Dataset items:
********

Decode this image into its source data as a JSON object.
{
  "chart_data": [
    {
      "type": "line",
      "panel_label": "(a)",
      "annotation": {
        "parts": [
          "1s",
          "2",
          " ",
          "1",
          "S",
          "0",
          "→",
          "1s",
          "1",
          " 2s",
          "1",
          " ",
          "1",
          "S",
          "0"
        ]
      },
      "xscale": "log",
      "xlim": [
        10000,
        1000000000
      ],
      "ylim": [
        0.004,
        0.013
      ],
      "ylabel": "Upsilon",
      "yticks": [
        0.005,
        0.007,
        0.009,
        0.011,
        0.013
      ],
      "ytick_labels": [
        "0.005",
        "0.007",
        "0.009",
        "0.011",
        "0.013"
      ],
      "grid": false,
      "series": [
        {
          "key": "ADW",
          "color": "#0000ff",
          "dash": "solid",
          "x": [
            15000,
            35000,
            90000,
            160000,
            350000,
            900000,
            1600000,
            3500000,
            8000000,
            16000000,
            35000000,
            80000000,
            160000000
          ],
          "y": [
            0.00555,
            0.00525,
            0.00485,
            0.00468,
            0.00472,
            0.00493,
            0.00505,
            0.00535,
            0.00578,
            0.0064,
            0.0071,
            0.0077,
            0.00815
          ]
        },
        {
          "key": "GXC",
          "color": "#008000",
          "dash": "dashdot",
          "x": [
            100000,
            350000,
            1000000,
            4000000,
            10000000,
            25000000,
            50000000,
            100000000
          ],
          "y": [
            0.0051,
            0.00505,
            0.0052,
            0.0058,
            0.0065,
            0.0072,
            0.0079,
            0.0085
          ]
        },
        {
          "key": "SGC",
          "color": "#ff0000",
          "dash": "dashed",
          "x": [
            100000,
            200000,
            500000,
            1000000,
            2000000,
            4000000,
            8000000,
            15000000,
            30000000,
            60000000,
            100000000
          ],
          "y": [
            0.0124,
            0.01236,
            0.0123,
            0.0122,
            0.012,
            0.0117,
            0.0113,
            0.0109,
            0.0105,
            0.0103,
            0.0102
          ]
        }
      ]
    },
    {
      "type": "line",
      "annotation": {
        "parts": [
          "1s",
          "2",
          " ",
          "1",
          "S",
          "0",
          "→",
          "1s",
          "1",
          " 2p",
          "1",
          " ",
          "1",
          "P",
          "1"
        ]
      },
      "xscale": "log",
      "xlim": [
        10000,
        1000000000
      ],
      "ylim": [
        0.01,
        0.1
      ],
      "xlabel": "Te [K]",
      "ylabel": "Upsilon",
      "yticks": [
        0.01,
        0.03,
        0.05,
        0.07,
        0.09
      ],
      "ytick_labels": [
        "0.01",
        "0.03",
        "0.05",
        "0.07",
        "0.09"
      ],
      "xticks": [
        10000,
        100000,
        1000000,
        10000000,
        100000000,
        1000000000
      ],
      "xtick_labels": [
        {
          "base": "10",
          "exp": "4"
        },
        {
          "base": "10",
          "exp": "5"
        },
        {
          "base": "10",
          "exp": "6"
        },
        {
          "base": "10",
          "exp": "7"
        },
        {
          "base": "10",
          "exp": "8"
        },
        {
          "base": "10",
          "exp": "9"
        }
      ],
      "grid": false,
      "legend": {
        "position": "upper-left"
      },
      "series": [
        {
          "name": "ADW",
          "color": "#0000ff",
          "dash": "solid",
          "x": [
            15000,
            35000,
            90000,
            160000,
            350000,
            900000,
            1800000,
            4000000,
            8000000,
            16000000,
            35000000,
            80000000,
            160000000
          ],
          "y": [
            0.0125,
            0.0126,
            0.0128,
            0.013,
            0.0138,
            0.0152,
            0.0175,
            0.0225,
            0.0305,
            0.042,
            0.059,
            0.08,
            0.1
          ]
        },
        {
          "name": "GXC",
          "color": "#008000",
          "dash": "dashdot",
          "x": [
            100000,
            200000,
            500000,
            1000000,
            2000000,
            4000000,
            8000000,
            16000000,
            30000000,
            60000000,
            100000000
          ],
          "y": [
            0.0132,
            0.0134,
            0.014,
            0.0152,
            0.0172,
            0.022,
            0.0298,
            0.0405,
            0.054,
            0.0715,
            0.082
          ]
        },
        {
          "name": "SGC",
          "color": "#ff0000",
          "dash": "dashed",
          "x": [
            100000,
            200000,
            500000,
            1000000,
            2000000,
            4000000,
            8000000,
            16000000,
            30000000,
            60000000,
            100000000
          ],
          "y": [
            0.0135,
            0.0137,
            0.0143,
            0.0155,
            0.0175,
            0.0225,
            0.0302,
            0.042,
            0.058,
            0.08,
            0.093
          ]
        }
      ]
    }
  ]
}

********

## EXERCISE AIM
Repeat the records exactly, including every line.

## RESPONSE FOR THIS EXERCISE
Decode this image into its source data as a JSON object.
{
  "chart_data": [
    {
      "type": "line",
      "panel_label": "(a)",
      "annotation": {
        "parts": [
          "1s",
          "2",
          " ",
          "1",
          "S",
          "0",
          "→",
          "1s",
          "1",
          " 2s",
          "1",
          " ",
          "1",
          "S",
          "0"
        ]
      },
      "xscale": "log",
      "xlim": [
        10000,
        1000000000
      ],
      "ylim": [
        0.004,
        0.013
      ],
      "ylabel": "Upsilon",
      "yticks": [
        0.005,
        0.007,
        0.009,
        0.011,
        0.013
      ],
      "ytick_labels": [
        "0.005",
        "0.007",
        "0.009",
        "0.011",
        "0.013"
      ],
      "grid": false,
      "series": [
        {
          "key": "ADW",
          "color": "#0000ff",
          "dash": "solid",
          "x": [
            15000,
            35000,
            90000,
            160000,
            350000,
            900000,
            1600000,
            3500000,
            8000000,
            16000000,
            35000000,
            80000000,
            160000000
          ],
          "y": [
            0.00555,
            0.00525,
            0.00485,
            0.00468,
            0.00472,
            0.00493,
            0.00505,
            0.00535,
            0.00578,
            0.0064,
            0.0071,
            0.0077,
            0.00815
          ]
        },
        {
          "key": "GXC",
          "color": "#008000",
          "dash": "dashdot",
          "x": [
            100000,
            350000,
            1000000,
            4000000,
            10000000,
            25000000,
            50000000,
            100000000
          ],
          "y": [
            0.0051,
            0.00505,
            0.0052,
            0.0058,
            0.0065,
            0.0072,
            0.0079,
            0.0085
          ]
        },
        {
          "key": "SGC",
          "color": "#ff0000",
          "dash": "dashed",
          "x": [
            100000,
            200000,
            500000,
            1000000,
            2000000,
            4000000,
            8000000,
            15000000,
            30000000,
            60000000,
            100000000
          ],
          "y": [
            0.0124,
            0.01236,
            0.0123,
            0.0122,
            0.012,
            0.0117,
            0.0113,
            0.0109,
            0.0105,
            0.0103,
            0.0102
          ]
        }
      ]
    },
    {
      "type": "line",
      "annotation": {
        "parts": [
          "1s",
          "2",
          " ",
          "1",
          "S",
          "0",
          "→",
          "1s",
          "1",
          " 2p",
          "1",
          " ",
          "1",
          "P",
          "1"
        ]
      },
      "xscale": "log",
      "xlim": [
        10000,
        1000000000
      ],
      "ylim": [
        0.01,
        0.1
      ],
      "xlabel": "Te [K]",
      "ylabel": "Upsilon",
      "yticks": [
        0.01,
        0.03,
        0.05,
        0.07,
        0.09
      ],
      "ytick_labels": [
        "0.01",
        "0.03",
        "0.05",
        "0.07",
        "0.09"
      ],
      "xticks": [
        10000,
        100000,
        1000000,
        10000000,
        100000000,
        1000000000
      ],
      "xtick_labels": [
        {
          "base": "10",
          "exp": "4"
        },
        {
          "base": "10",
          "exp": "5"
        },
        {
          "base": "10",
          "exp": "6"
        },
        {
          "base": "10",
          "exp": "7"
        },
        {
          "base": "10",
          "exp": "8"
        },
        {
          "base": "10",
          "exp": "9"
        }
      ],
      "grid": false,
      "legend": {
        "position": "upper-left"
      },
      "series": [
        {
          "name": "ADW",
          "color": "#0000ff",
          "dash": "solid",
          "x": [
            15000,
            35000,
            90000,
            160000,
            350000,
            900000,
            1800000,
            4000000,
            8000000,
            16000000,
            35000000,
            80000000,
            160000000
          ],
          "y": [
            0.0125,
            0.0126,
            0.0128,
            0.013,
            0.0138,
            0.0152,
            0.0175,
            0.0225,
            0.0305,
            0.042,
            0.059,
            0.08,
            0.1
          ]
        },
        {
          "name": "GXC",
          "color": "#008000",
          "dash": "dashdot",
          "x": [
            100000,
            200000,
            500000,
            1000000,
            2000000,
            4000000,
            8000000,
            16000000,
            30000000,
            60000000,
            100000000
          ],
          "y": [
            0.0132,
            0.0134,
            0.014,
            0.0152,
            0.0172,
            0.022,
            0.0298,
            0.0405,
            0.054,
            0.0715,
            0.082
          ]
        },
        {
          "name": "SGC",
          "color": "#ff0000",
          "dash": "dashed",
          "x": [
            100000,
            200000,
            500000,
            1000000,
            2000000,
            4000000,
            8000000,
            16000000,
            30000000,
            60000000,
            100000000
          ],
          "y": [
            0.0135,
            0.0137,
            0.0143,
            0.0155,
            0.0175,
            0.0225,
            0.0302,
            0.042,
            0.058,
            0.08,
            0.093
          ]
        }
      ]
    }
  ]
}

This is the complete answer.